Directive - Write out all of the records precisely. Skip anything that is a picture.

Available data -

Start

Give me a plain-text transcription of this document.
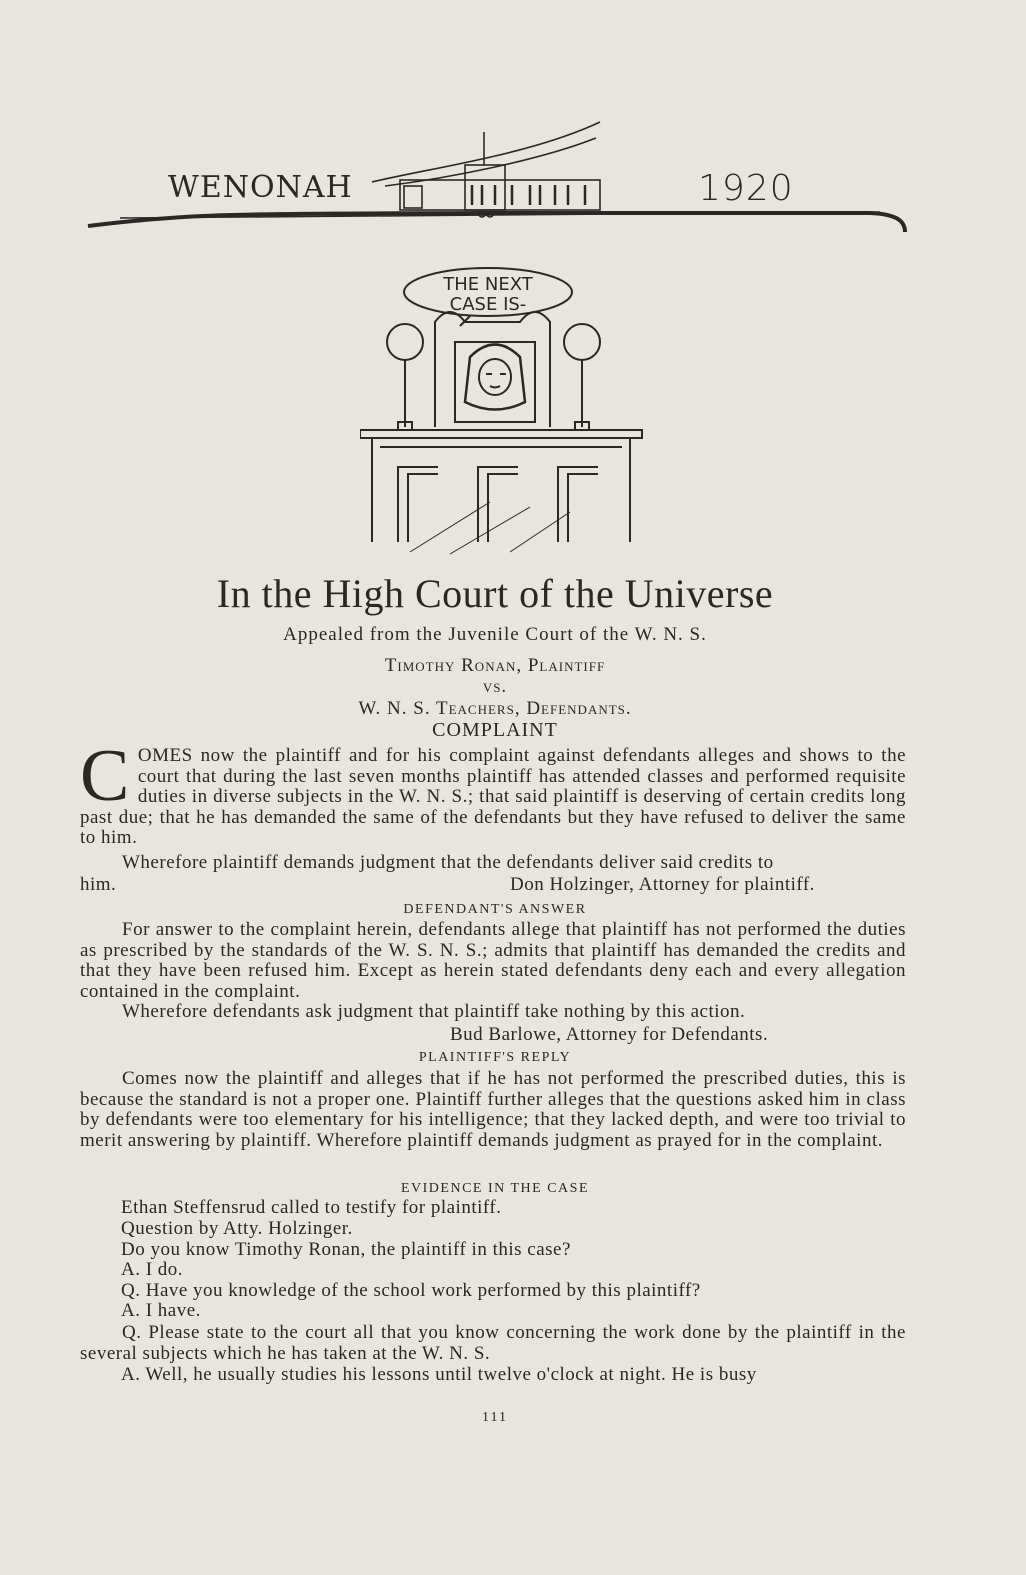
WENONAH	1920
THE NEXT
CASE IS-
In the High Court of the Universe
Appealed from the Juvenile Court of the W. N. S.
Timothy Ronan, Plaintiff
vs.
W. N. S. Teachers, Defendants.
COMPLAINT
C OMES now the plaintiff and for his complaint against defendants alleges and shows to the court that during the last seven months plaintiff has attended classes and performed requisite duties in diverse subjects in the W. N. S.; that said plaintiff is deserving of certain credits long past due; that he has demanded the same of the defendants but they have refused to deliver the same to him.

Wherefore plaintiff demands judgment that the defendants deliver said credits to

him.	Don Holzinger, Attorney for plaintiff.
DEFENDANT'S ANSWER

For answer to the complaint herein, defendants allege that plaintiff has not performed the duties as prescribed by the standards of the W. S. N. S.; admits that plaintiff has demanded the credits and that they have been refused him. Except as herein stated defendants deny each and every allegation contained in the complaint.

Wherefore defendants ask judgment that plaintiff take nothing by this action.

Bud Barlowe, Attorney for Defendants.
PLAINTIFF'S REPLY

Comes now the plaintiff and alleges that if he has not performed the prescribed duties, this is because the standard is not a proper one. Plaintiff further alleges that the questions asked him in class by defendants were too elementary for his intelligence; that they lacked depth, and were too trivial to merit answering by plaintiff. Wherefore plaintiff demands judgment as prayed for in the complaint.

EVIDENCE IN THE CASE
Ethan Steffensrud called to testify for plaintiff.
Question by Atty. Holzinger.
Do you know Timothy Ronan, the plaintiff in this case?
A. I do.
Q. Have you knowledge of the school work performed by this plaintiff?
A. I have.

Q. Please state to the court all that you know concerning the work done by the plaintiff in the several subjects which he has taken at the W. N. S.

A. Well, he usually studies his lessons until twelve o'clock at night. He is busy
111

End

Solved problem -
Give me a plain-text transcription of this document.
WENONAH	1920
THE NEXT
CASE IS-
In the High Court of the Universe
Appealed from the Juvenile Court of the W. N. S.
Timothy Ronan, Plaintiff
vs.
W. N. S. Teachers, Defendants.
COMPLAINT
C OMES now the plaintiff and for his complaint against defendants alleges and shows to the court that during the last seven months plaintiff has attended classes and performed requisite duties in diverse subjects in the W. N. S.; that said plaintiff is deserving of certain credits long past due; that he has demanded the same of the defendants but they have refused to deliver the same to him.

Wherefore plaintiff demands judgment that the defendants deliver said credits to

him.	Don Holzinger, Attorney for plaintiff.
DEFENDANT'S ANSWER

For answer to the complaint herein, defendants allege that plaintiff has not performed the duties as prescribed by the standards of the W. S. N. S.; admits that plaintiff has demanded the credits and that they have been refused him. Except as herein stated defendants deny each and every allegation contained in the complaint.

Wherefore defendants ask judgment that plaintiff take nothing by this action.

Bud Barlowe, Attorney for Defendants.
PLAINTIFF'S REPLY

Comes now the plaintiff and alleges that if he has not performed the prescribed duties, this is because the standard is not a proper one. Plaintiff further alleges that the questions asked him in class by defendants were too elementary for his intelligence; that they lacked depth, and were too trivial to merit answering by plaintiff. Wherefore plaintiff demands judgment as prayed for in the complaint.

EVIDENCE IN THE CASE
Ethan Steffensrud called to testify for plaintiff.
Question by Atty. Holzinger.
Do you know Timothy Ronan, the plaintiff in this case?
A. I do.
Q. Have you knowledge of the school work performed by this plaintiff?
A. I have.

Q. Please state to the court all that you know concerning the work done by the plaintiff in the several subjects which he has taken at the W. N. S.

A. Well, he usually studies his lessons until twelve o'clock at night. He is busy
111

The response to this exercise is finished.